THE PROBLEM - Reproduce every one of the items below word for word, leaving out the pictures.

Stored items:

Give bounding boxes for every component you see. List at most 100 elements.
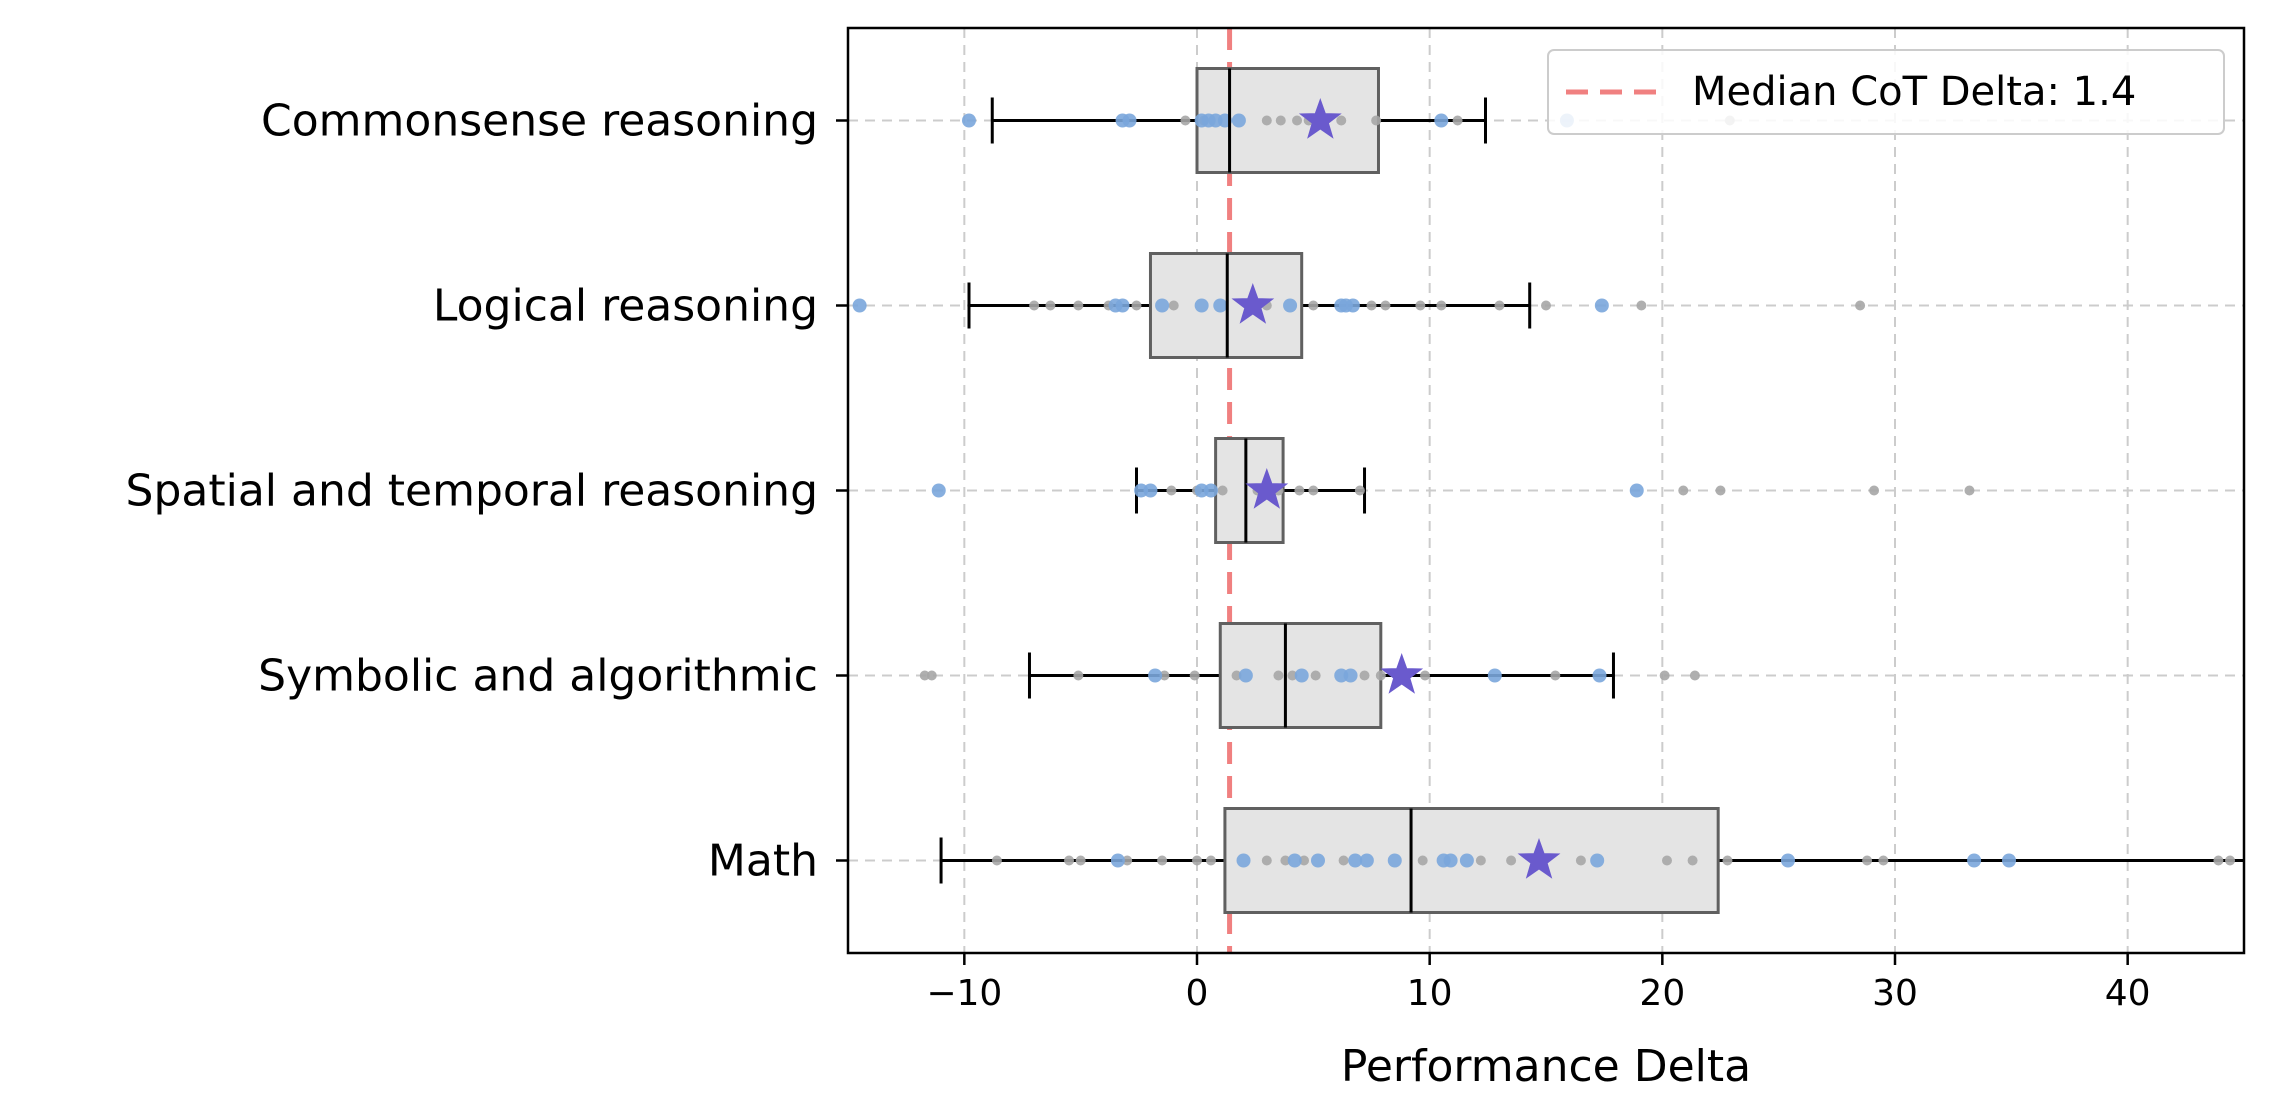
data-point-gray (1192, 855, 1202, 866)
data-point-gray (1371, 115, 1382, 126)
mean-star-marker (1380, 652, 1424, 694)
data-point-blue (1122, 113, 1137, 128)
data-point-blue (1213, 298, 1228, 313)
data-point-blue (2002, 853, 2017, 868)
data-point-gray (1205, 855, 1216, 866)
data-point-blue (1115, 298, 1130, 313)
data-point-gray (1420, 670, 1431, 681)
data-point-gray (1122, 855, 1133, 866)
data-point-gray (1878, 855, 1889, 866)
data-point-blue (1443, 853, 1458, 868)
data-point-blue (1238, 668, 1253, 683)
data-point-gray (1687, 855, 1698, 866)
data-point-blue (1231, 113, 1246, 128)
legend-box (1547, 49, 2225, 135)
category-label: Commonsense reasoning (261, 96, 818, 147)
data-point-blue (1236, 853, 1251, 868)
data-point-blue (1967, 853, 1982, 868)
data-point-gray (1299, 855, 1310, 866)
data-point-gray (1029, 300, 1040, 311)
x-tick-label: 20 (1639, 973, 1685, 1014)
data-point-gray (1715, 485, 1726, 496)
data-point-blue (1780, 853, 1795, 868)
data-point-gray (1064, 855, 1075, 866)
data-point-gray (1280, 855, 1291, 866)
data-point-gray (1661, 855, 1672, 866)
data-point-gray (1180, 115, 1191, 126)
data-point-gray (1354, 485, 1365, 496)
data-point-gray (1636, 300, 1647, 311)
data-point-blue (852, 298, 867, 313)
data-point-gray (1855, 300, 1866, 311)
x-tick-label: 0 (1186, 973, 1209, 1014)
data-point-gray (1494, 300, 1505, 311)
data-point-gray (991, 855, 1002, 866)
data-point-gray (1475, 855, 1486, 866)
data-point-gray (1550, 670, 1561, 681)
data-point-gray (1338, 855, 1349, 866)
data-point-gray (1131, 300, 1142, 311)
data-point-gray (1308, 300, 1319, 311)
data-point-blue (1387, 853, 1402, 868)
data-point-gray (1159, 670, 1170, 681)
data-point-gray (2213, 855, 2224, 866)
data-point-blue (1203, 483, 1218, 498)
data-point-gray (1415, 300, 1426, 311)
data-point-blue (1110, 853, 1125, 868)
data-point-blue (1287, 853, 1302, 868)
mean-star-marker (1231, 283, 1275, 324)
data-point-blue (1283, 298, 1298, 313)
data-point-gray (1417, 855, 1428, 866)
data-point-gray (1452, 115, 1463, 126)
category-box-group (919, 622, 1700, 729)
data-point-gray (1375, 670, 1386, 681)
data-point-gray (1189, 670, 1200, 681)
data-point-gray (1359, 670, 1370, 681)
data-point-blue (1629, 483, 1644, 498)
category-label: Logical reasoning (433, 281, 818, 332)
data-point-blue (1592, 668, 1607, 683)
data-point-blue (1345, 298, 1360, 313)
data-point-gray (1862, 855, 1873, 866)
data-point-blue (1194, 298, 1209, 313)
data-point-gray (1722, 855, 1733, 866)
data-point-gray (1166, 485, 1177, 496)
mean-star-marker (1298, 98, 1342, 139)
data-point-gray (1168, 300, 1179, 311)
data-point-gray (1075, 855, 1086, 866)
data-point-gray (1541, 300, 1551, 311)
data-point-gray (1073, 670, 1084, 681)
data-point-gray (1336, 115, 1347, 126)
legend: Median CoT Delta: 1.4 (1547, 49, 2225, 135)
data-point-gray (1261, 115, 1272, 126)
data-point-gray (1436, 300, 1447, 311)
data-point-gray (1689, 670, 1700, 681)
data-point-gray (1964, 485, 1975, 496)
data-point-blue (1143, 483, 1158, 498)
data-point-blue (1459, 853, 1474, 868)
x-tick-label: 30 (1872, 973, 1918, 1014)
data-point-gray (1292, 115, 1303, 126)
data-point-gray (919, 670, 930, 681)
data-point-blue (1343, 668, 1358, 683)
x-tick-label: 10 (1407, 973, 1453, 1014)
data-point-blue (1594, 298, 1609, 313)
axes-layer: −10 0 10 20 30 40 Commonsense reasoning Logical… (126, 96, 2151, 1015)
category-box-group (931, 437, 1975, 544)
x-axis-title: Performance Delta (1341, 1041, 1751, 1092)
data-point-gray (1231, 670, 1242, 681)
data-point-gray (1073, 300, 1084, 311)
data-point-gray (1217, 485, 1228, 496)
data-point-gray (1366, 300, 1377, 311)
box-plot-layer (852, 67, 2244, 914)
x-tick-label: 40 (2105, 973, 2151, 1014)
data-point-gray (1575, 855, 1586, 866)
mean-star-marker (1245, 468, 1289, 509)
data-point-blue (1155, 298, 1170, 313)
data-point-blue (1487, 668, 1502, 683)
data-point-blue (1348, 853, 1363, 868)
data-point-gray (1157, 855, 1168, 866)
category-label: Symbolic and algorithmic (258, 651, 818, 702)
data-point-gray (1659, 670, 1670, 681)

EXERCISE RESPONSE -
Give bounding boxes for every component you see. List at most 100 elements.
data-point-gray (1192, 855, 1202, 866)
data-point-gray (1371, 115, 1382, 126)
mean-star-marker (1380, 652, 1424, 694)
data-point-blue (1122, 113, 1137, 128)
data-point-blue (1213, 298, 1228, 313)
data-point-blue (2002, 853, 2017, 868)
data-point-gray (1205, 855, 1216, 866)
data-point-blue (1115, 298, 1130, 313)
data-point-gray (1420, 670, 1431, 681)
data-point-gray (1122, 855, 1133, 866)
data-point-gray (1878, 855, 1889, 866)
data-point-blue (1443, 853, 1458, 868)
data-point-blue (1238, 668, 1253, 683)
data-point-gray (1687, 855, 1698, 866)
data-point-blue (1231, 113, 1246, 128)
legend-box (1547, 49, 2225, 135)
category-label: Commonsense reasoning (261, 96, 818, 147)
data-point-blue (1236, 853, 1251, 868)
data-point-blue (1967, 853, 1982, 868)
data-point-gray (1299, 855, 1310, 866)
data-point-gray (1029, 300, 1040, 311)
x-tick-label: 20 (1639, 973, 1685, 1014)
data-point-gray (1715, 485, 1726, 496)
data-point-blue (1780, 853, 1795, 868)
data-point-gray (1064, 855, 1075, 866)
data-point-gray (1280, 855, 1291, 866)
data-point-gray (1661, 855, 1672, 866)
data-point-gray (1180, 115, 1191, 126)
data-point-gray (1354, 485, 1365, 496)
data-point-gray (1636, 300, 1647, 311)
data-point-blue (852, 298, 867, 313)
data-point-gray (1855, 300, 1866, 311)
x-tick-label: 0 (1186, 973, 1209, 1014)
data-point-gray (1494, 300, 1505, 311)
data-point-gray (991, 855, 1002, 866)
data-point-gray (1475, 855, 1486, 866)
data-point-gray (1550, 670, 1561, 681)
data-point-gray (1338, 855, 1349, 866)
data-point-gray (1131, 300, 1142, 311)
data-point-gray (1308, 300, 1319, 311)
data-point-blue (1387, 853, 1402, 868)
data-point-gray (1159, 670, 1170, 681)
data-point-gray (2213, 855, 2224, 866)
data-point-blue (1203, 483, 1218, 498)
data-point-gray (1415, 300, 1426, 311)
data-point-blue (1110, 853, 1125, 868)
data-point-blue (1287, 853, 1302, 868)
mean-star-marker (1231, 283, 1275, 324)
data-point-blue (1283, 298, 1298, 313)
data-point-gray (1417, 855, 1428, 866)
data-point-gray (1452, 115, 1463, 126)
category-box-group (919, 622, 1700, 729)
data-point-gray (1375, 670, 1386, 681)
data-point-gray (1189, 670, 1200, 681)
data-point-gray (1359, 670, 1370, 681)
data-point-blue (1629, 483, 1644, 498)
category-label: Logical reasoning (433, 281, 818, 332)
data-point-blue (1592, 668, 1607, 683)
data-point-blue (1345, 298, 1360, 313)
data-point-gray (1862, 855, 1873, 866)
data-point-blue (1194, 298, 1209, 313)
data-point-gray (1722, 855, 1733, 866)
data-point-gray (1166, 485, 1177, 496)
mean-star-marker (1298, 98, 1342, 139)
data-point-gray (1168, 300, 1179, 311)
data-point-gray (1075, 855, 1086, 866)
data-point-gray (1541, 300, 1551, 311)
data-point-gray (1073, 670, 1084, 681)
data-point-gray (1336, 115, 1347, 126)
legend: Median CoT Delta: 1.4 (1547, 49, 2225, 135)
data-point-gray (1261, 115, 1272, 126)
data-point-gray (1436, 300, 1447, 311)
data-point-gray (1689, 670, 1700, 681)
data-point-gray (1964, 485, 1975, 496)
data-point-blue (1143, 483, 1158, 498)
data-point-blue (1459, 853, 1474, 868)
x-tick-label: 30 (1872, 973, 1918, 1014)
data-point-gray (1292, 115, 1303, 126)
data-point-gray (919, 670, 930, 681)
data-point-blue (1343, 668, 1358, 683)
x-tick-label: 10 (1407, 973, 1453, 1014)
data-point-blue (1594, 298, 1609, 313)
axes-layer: −10 0 10 20 30 40 Commonsense reasoning Logical… (126, 96, 2151, 1015)
category-box-group (931, 437, 1975, 544)
x-axis-title: Performance Delta (1341, 1041, 1751, 1092)
data-point-gray (1231, 670, 1242, 681)
data-point-gray (1073, 300, 1084, 311)
data-point-gray (1217, 485, 1228, 496)
data-point-gray (1366, 300, 1377, 311)
box-plot-layer (852, 67, 2244, 914)
x-tick-label: 40 (2105, 973, 2151, 1014)
data-point-gray (1575, 855, 1586, 866)
mean-star-marker (1245, 468, 1289, 509)
data-point-blue (1155, 298, 1170, 313)
data-point-blue (1487, 668, 1502, 683)
data-point-blue (1348, 853, 1363, 868)
data-point-gray (1157, 855, 1168, 866)
category-label: Symbolic and algorithmic (258, 651, 818, 702)
data-point-gray (1659, 670, 1670, 681)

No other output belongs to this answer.